• Written exercise: From the entries below, copy every line holding the word "fill".

• Part of a data file:
........

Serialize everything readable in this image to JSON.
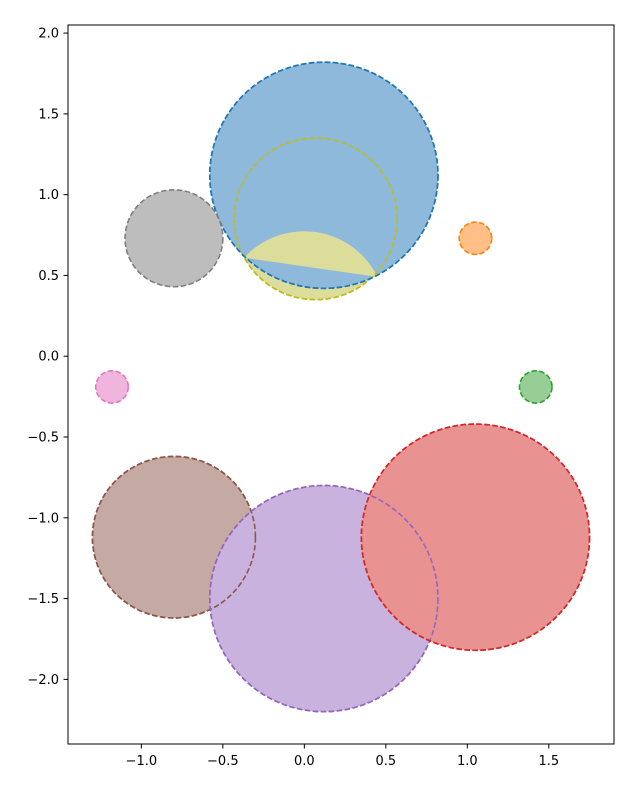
{
  "chart_data": {
    "type": "scatter",
    "title": "",
    "xlabel": "",
    "ylabel": "",
    "xlim": [
      -1.45,
      1.9
    ],
    "ylim": [
      -2.4,
      2.05
    ],
    "x_ticks": [
      {
        "value": -1.0,
        "label": "−1.0"
      },
      {
        "value": -0.5,
        "label": "−0.5"
      },
      {
        "value": 0.0,
        "label": "0.0"
      },
      {
        "value": 0.5,
        "label": "0.5"
      },
      {
        "value": 1.0,
        "label": "1.0"
      },
      {
        "value": 1.5,
        "label": "1.5"
      }
    ],
    "y_ticks": [
      {
        "value": 2.0,
        "label": "2.0"
      },
      {
        "value": 1.5,
        "label": "1.5"
      },
      {
        "value": 1.0,
        "label": "1.0"
      },
      {
        "value": 0.5,
        "label": "0.5"
      },
      {
        "value": 0.0,
        "label": "0.0"
      },
      {
        "value": -0.5,
        "label": "−0.5"
      },
      {
        "value": -1.0,
        "label": "−1.0"
      },
      {
        "value": -1.5,
        "label": "−1.5"
      },
      {
        "value": -2.0,
        "label": "−2.0"
      }
    ],
    "grid": false,
    "circles": [
      {
        "id": "blue",
        "cx": 0.12,
        "cy": 1.12,
        "r": 0.7,
        "edge": "#1f77b4",
        "fill": "#8fb9da"
      },
      {
        "id": "olive",
        "cx": 0.07,
        "cy": 0.85,
        "r": 0.5,
        "edge": "#bcbd22",
        "fill": "#dcdc9b"
      },
      {
        "id": "gray",
        "cx": -0.8,
        "cy": 0.73,
        "r": 0.3,
        "edge": "#7f7f7f",
        "fill": "#bdbdbd"
      },
      {
        "id": "orange",
        "cx": 1.05,
        "cy": 0.73,
        "r": 0.1,
        "edge": "#ff7f0e",
        "fill": "#ffbf86"
      },
      {
        "id": "pink",
        "cx": -1.18,
        "cy": -0.19,
        "r": 0.1,
        "edge": "#e377c2",
        "fill": "#f0b5df"
      },
      {
        "id": "green",
        "cx": 1.42,
        "cy": -0.19,
        "r": 0.1,
        "edge": "#2ca02c",
        "fill": "#96ce96"
      },
      {
        "id": "brown",
        "cx": -0.8,
        "cy": -1.12,
        "r": 0.5,
        "edge": "#8c564b",
        "fill": "#c5aaa4"
      },
      {
        "id": "red",
        "cx": 1.05,
        "cy": -1.12,
        "r": 0.7,
        "edge": "#d62728",
        "fill": "#e99292"
      },
      {
        "id": "purple",
        "cx": 0.12,
        "cy": -1.5,
        "r": 0.7,
        "edge": "#9467bd",
        "fill": "#c9b2de"
      }
    ],
    "overlaps": {
      "blue_over_olive_chord": {
        "from": [
          -0.37,
          0.61
        ],
        "to": [
          0.45,
          0.49
        ]
      },
      "purple_over_brown_chord": {
        "from": [
          -0.32,
          -1.0
        ],
        "to": [
          -0.57,
          -1.54
        ]
      },
      "red_over_purple_chord": {
        "from": [
          0.42,
          -0.87
        ],
        "to": [
          0.78,
          -1.75
        ]
      }
    }
  }
}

........

• Answer in full:
        "fill": "#8fb9da"
        "fill": "#dcdc9b"
        "fill": "#bdbdbd"
        "fill": "#ffbf86"
        "fill": "#f0b5df"
        "fill": "#96ce96"
        "fill": "#c5aaa4"
        "fill": "#e99292"
        "fill": "#c9b2de"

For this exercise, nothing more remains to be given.